(Do this)
Please write out the material below exactly as given.

--- start Records to process ---

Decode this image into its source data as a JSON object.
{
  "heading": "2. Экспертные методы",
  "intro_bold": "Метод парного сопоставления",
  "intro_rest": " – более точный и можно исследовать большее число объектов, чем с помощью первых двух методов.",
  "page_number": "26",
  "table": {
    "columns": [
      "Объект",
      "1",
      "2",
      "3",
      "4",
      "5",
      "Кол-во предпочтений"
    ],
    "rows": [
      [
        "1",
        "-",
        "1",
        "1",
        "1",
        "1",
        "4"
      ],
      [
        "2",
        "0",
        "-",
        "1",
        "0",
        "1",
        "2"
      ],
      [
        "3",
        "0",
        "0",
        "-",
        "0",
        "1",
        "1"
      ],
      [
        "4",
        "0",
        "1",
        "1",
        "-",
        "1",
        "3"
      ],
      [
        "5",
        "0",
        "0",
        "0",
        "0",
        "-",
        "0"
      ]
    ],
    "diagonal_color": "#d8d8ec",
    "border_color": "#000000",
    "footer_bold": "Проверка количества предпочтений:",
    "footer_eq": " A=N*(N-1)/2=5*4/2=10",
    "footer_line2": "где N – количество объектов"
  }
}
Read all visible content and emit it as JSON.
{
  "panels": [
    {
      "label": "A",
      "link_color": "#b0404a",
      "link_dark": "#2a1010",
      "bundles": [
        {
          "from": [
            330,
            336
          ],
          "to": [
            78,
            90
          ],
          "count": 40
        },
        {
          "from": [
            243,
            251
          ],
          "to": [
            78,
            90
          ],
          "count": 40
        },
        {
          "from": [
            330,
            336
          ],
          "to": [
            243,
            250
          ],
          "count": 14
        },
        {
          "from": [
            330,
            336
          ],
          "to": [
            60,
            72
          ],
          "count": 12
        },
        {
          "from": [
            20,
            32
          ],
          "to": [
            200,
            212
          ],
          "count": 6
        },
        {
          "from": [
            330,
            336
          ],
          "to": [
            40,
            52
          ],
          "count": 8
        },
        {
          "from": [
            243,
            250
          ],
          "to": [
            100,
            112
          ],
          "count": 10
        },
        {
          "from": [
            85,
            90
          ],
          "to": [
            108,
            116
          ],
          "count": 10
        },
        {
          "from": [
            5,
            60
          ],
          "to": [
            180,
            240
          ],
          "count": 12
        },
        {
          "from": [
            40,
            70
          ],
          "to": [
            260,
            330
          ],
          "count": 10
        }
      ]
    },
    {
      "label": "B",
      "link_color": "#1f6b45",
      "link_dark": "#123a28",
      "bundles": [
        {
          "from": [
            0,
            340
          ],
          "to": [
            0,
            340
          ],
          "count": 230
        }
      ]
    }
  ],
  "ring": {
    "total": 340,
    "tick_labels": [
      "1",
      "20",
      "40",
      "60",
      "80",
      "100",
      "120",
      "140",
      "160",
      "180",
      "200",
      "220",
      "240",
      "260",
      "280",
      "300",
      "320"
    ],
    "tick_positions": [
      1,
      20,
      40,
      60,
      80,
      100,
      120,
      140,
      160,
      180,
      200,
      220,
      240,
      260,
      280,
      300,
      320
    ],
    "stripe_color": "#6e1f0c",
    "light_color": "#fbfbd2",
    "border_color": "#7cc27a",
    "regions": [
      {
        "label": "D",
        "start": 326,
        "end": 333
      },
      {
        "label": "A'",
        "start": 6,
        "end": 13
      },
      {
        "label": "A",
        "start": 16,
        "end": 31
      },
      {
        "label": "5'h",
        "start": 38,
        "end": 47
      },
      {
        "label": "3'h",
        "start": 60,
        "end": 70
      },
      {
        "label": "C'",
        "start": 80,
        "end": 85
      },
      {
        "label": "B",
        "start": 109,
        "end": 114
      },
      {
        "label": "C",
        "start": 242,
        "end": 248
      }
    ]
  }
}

--- end Records to process ---

(Result)
Decode this image into its source data as a JSON object.
{
  "heading": "2. Экспертные методы",
  "intro_bold": "Метод парного сопоставления",
  "intro_rest": " – более точный и можно исследовать большее число объектов, чем с помощью первых двух методов.",
  "page_number": "26",
  "table": {
    "columns": [
      "Объект",
      "1",
      "2",
      "3",
      "4",
      "5",
      "Кол-во предпочтений"
    ],
    "rows": [
      [
        "1",
        "-",
        "1",
        "1",
        "1",
        "1",
        "4"
      ],
      [
        "2",
        "0",
        "-",
        "1",
        "0",
        "1",
        "2"
      ],
      [
        "3",
        "0",
        "0",
        "-",
        "0",
        "1",
        "1"
      ],
      [
        "4",
        "0",
        "1",
        "1",
        "-",
        "1",
        "3"
      ],
      [
        "5",
        "0",
        "0",
        "0",
        "0",
        "-",
        "0"
      ]
    ],
    "diagonal_color": "#d8d8ec",
    "border_color": "#000000",
    "footer_bold": "Проверка количества предпочтений:",
    "footer_eq": " A=N*(N-1)/2=5*4/2=10",
    "footer_line2": "где N – количество объектов"
  }
}
Read all visible content and emit it as JSON.
{
  "panels": [
    {
      "label": "A",
      "link_color": "#b0404a",
      "link_dark": "#2a1010",
      "bundles": [
        {
          "from": [
            330,
            336
          ],
          "to": [
            78,
            90
          ],
          "count": 40
        },
        {
          "from": [
            243,
            251
          ],
          "to": [
            78,
            90
          ],
          "count": 40
        },
        {
          "from": [
            330,
            336
          ],
          "to": [
            243,
            250
          ],
          "count": 14
        },
        {
          "from": [
            330,
            336
          ],
          "to": [
            60,
            72
          ],
          "count": 12
        },
        {
          "from": [
            20,
            32
          ],
          "to": [
            200,
            212
          ],
          "count": 6
        },
        {
          "from": [
            330,
            336
          ],
          "to": [
            40,
            52
          ],
          "count": 8
        },
        {
          "from": [
            243,
            250
          ],
          "to": [
            100,
            112
          ],
          "count": 10
        },
        {
          "from": [
            85,
            90
          ],
          "to": [
            108,
            116
          ],
          "count": 10
        },
        {
          "from": [
            5,
            60
          ],
          "to": [
            180,
            240
          ],
          "count": 12
        },
        {
          "from": [
            40,
            70
          ],
          "to": [
            260,
            330
          ],
          "count": 10
        }
      ]
    },
    {
      "label": "B",
      "link_color": "#1f6b45",
      "link_dark": "#123a28",
      "bundles": [
        {
          "from": [
            0,
            340
          ],
          "to": [
            0,
            340
          ],
          "count": 230
        }
      ]
    }
  ],
  "ring": {
    "total": 340,
    "tick_labels": [
      "1",
      "20",
      "40",
      "60",
      "80",
      "100",
      "120",
      "140",
      "160",
      "180",
      "200",
      "220",
      "240",
      "260",
      "280",
      "300",
      "320"
    ],
    "tick_positions": [
      1,
      20,
      40,
      60,
      80,
      100,
      120,
      140,
      160,
      180,
      200,
      220,
      240,
      260,
      280,
      300,
      320
    ],
    "stripe_color": "#6e1f0c",
    "light_color": "#fbfbd2",
    "border_color": "#7cc27a",
    "regions": [
      {
        "label": "D",
        "start": 326,
        "end": 333
      },
      {
        "label": "A'",
        "start": 6,
        "end": 13
      },
      {
        "label": "A",
        "start": 16,
        "end": 31
      },
      {
        "label": "5'h",
        "start": 38,
        "end": 47
      },
      {
        "label": "3'h",
        "start": 60,
        "end": 70
      },
      {
        "label": "C'",
        "start": 80,
        "end": 85
      },
      {
        "label": "B",
        "start": 109,
        "end": 114
      },
      {
        "label": "C",
        "start": 242,
        "end": 248
      }
    ]
  }
}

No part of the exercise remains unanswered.